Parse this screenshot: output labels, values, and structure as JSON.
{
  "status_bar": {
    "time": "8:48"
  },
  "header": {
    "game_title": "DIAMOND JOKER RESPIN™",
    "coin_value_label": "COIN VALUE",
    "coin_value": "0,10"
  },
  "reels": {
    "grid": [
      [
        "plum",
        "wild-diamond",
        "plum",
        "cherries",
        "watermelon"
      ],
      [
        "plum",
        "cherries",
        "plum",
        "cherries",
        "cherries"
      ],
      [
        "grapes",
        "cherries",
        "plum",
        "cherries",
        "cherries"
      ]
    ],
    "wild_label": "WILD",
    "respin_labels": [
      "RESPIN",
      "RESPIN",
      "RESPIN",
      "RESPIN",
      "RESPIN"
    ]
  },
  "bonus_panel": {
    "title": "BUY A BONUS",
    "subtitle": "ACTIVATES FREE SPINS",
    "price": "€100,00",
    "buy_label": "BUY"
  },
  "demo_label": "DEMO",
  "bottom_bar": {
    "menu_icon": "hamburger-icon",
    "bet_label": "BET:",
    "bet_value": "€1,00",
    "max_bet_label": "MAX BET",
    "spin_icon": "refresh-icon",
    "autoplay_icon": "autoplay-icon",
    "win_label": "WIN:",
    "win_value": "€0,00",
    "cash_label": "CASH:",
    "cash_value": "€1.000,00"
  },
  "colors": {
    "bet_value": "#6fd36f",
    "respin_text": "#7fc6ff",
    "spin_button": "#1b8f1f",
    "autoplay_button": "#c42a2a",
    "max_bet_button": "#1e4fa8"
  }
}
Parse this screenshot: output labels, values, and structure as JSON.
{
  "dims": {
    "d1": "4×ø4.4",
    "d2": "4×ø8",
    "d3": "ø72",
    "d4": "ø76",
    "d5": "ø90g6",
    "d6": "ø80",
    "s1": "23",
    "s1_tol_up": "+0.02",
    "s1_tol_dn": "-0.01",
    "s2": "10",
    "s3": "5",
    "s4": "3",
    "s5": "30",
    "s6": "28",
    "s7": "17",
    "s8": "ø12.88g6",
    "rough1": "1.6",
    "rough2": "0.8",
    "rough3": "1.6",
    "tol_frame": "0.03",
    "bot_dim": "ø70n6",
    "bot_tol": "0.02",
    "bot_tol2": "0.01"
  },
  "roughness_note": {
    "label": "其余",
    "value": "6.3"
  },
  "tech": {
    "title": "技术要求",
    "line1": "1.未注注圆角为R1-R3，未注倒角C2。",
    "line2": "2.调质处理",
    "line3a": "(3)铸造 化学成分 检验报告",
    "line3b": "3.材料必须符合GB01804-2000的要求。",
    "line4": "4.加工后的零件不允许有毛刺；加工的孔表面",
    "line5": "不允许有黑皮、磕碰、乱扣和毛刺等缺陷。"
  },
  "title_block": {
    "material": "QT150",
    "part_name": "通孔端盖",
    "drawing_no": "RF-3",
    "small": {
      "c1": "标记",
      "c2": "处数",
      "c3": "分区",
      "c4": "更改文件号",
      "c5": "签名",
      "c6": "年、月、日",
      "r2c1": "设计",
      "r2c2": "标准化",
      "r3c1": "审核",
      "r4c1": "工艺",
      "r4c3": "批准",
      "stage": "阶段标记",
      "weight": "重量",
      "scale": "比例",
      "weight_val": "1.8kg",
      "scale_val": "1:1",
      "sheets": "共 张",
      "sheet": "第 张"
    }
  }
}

## REQUIRED WORK
Write the listing out again, exactly as it reads.

## THE RESULT
Parse this screenshot: output labels, values, and structure as JSON.
{
  "status_bar": {
    "time": "8:48"
  },
  "header": {
    "game_title": "DIAMOND JOKER RESPIN™",
    "coin_value_label": "COIN VALUE",
    "coin_value": "0,10"
  },
  "reels": {
    "grid": [
      [
        "plum",
        "wild-diamond",
        "plum",
        "cherries",
        "watermelon"
      ],
      [
        "plum",
        "cherries",
        "plum",
        "cherries",
        "cherries"
      ],
      [
        "grapes",
        "cherries",
        "plum",
        "cherries",
        "cherries"
      ]
    ],
    "wild_label": "WILD",
    "respin_labels": [
      "RESPIN",
      "RESPIN",
      "RESPIN",
      "RESPIN",
      "RESPIN"
    ]
  },
  "bonus_panel": {
    "title": "BUY A BONUS",
    "subtitle": "ACTIVATES FREE SPINS",
    "price": "€100,00",
    "buy_label": "BUY"
  },
  "demo_label": "DEMO",
  "bottom_bar": {
    "menu_icon": "hamburger-icon",
    "bet_label": "BET:",
    "bet_value": "€1,00",
    "max_bet_label": "MAX BET",
    "spin_icon": "refresh-icon",
    "autoplay_icon": "autoplay-icon",
    "win_label": "WIN:",
    "win_value": "€0,00",
    "cash_label": "CASH:",
    "cash_value": "€1.000,00"
  },
  "colors": {
    "bet_value": "#6fd36f",
    "respin_text": "#7fc6ff",
    "spin_button": "#1b8f1f",
    "autoplay_button": "#c42a2a",
    "max_bet_button": "#1e4fa8"
  }
}
Parse this screenshot: output labels, values, and structure as JSON.
{
  "dims": {
    "d1": "4×ø4.4",
    "d2": "4×ø8",
    "d3": "ø72",
    "d4": "ø76",
    "d5": "ø90g6",
    "d6": "ø80",
    "s1": "23",
    "s1_tol_up": "+0.02",
    "s1_tol_dn": "-0.01",
    "s2": "10",
    "s3": "5",
    "s4": "3",
    "s5": "30",
    "s6": "28",
    "s7": "17",
    "s8": "ø12.88g6",
    "rough1": "1.6",
    "rough2": "0.8",
    "rough3": "1.6",
    "tol_frame": "0.03",
    "bot_dim": "ø70n6",
    "bot_tol": "0.02",
    "bot_tol2": "0.01"
  },
  "roughness_note": {
    "label": "其余",
    "value": "6.3"
  },
  "tech": {
    "title": "技术要求",
    "line1": "1.未注注圆角为R1-R3，未注倒角C2。",
    "line2": "2.调质处理",
    "line3a": "(3)铸造 化学成分 检验报告",
    "line3b": "3.材料必须符合GB01804-2000的要求。",
    "line4": "4.加工后的零件不允许有毛刺；加工的孔表面",
    "line5": "不允许有黑皮、磕碰、乱扣和毛刺等缺陷。"
  },
  "title_block": {
    "material": "QT150",
    "part_name": "通孔端盖",
    "drawing_no": "RF-3",
    "small": {
      "c1": "标记",
      "c2": "处数",
      "c3": "分区",
      "c4": "更改文件号",
      "c5": "签名",
      "c6": "年、月、日",
      "r2c1": "设计",
      "r2c2": "标准化",
      "r3c1": "审核",
      "r4c1": "工艺",
      "r4c3": "批准",
      "stage": "阶段标记",
      "weight": "重量",
      "scale": "比例",
      "weight_val": "1.8kg",
      "scale_val": "1:1",
      "sheets": "共 张",
      "sheet": "第 张"
    }
  }
}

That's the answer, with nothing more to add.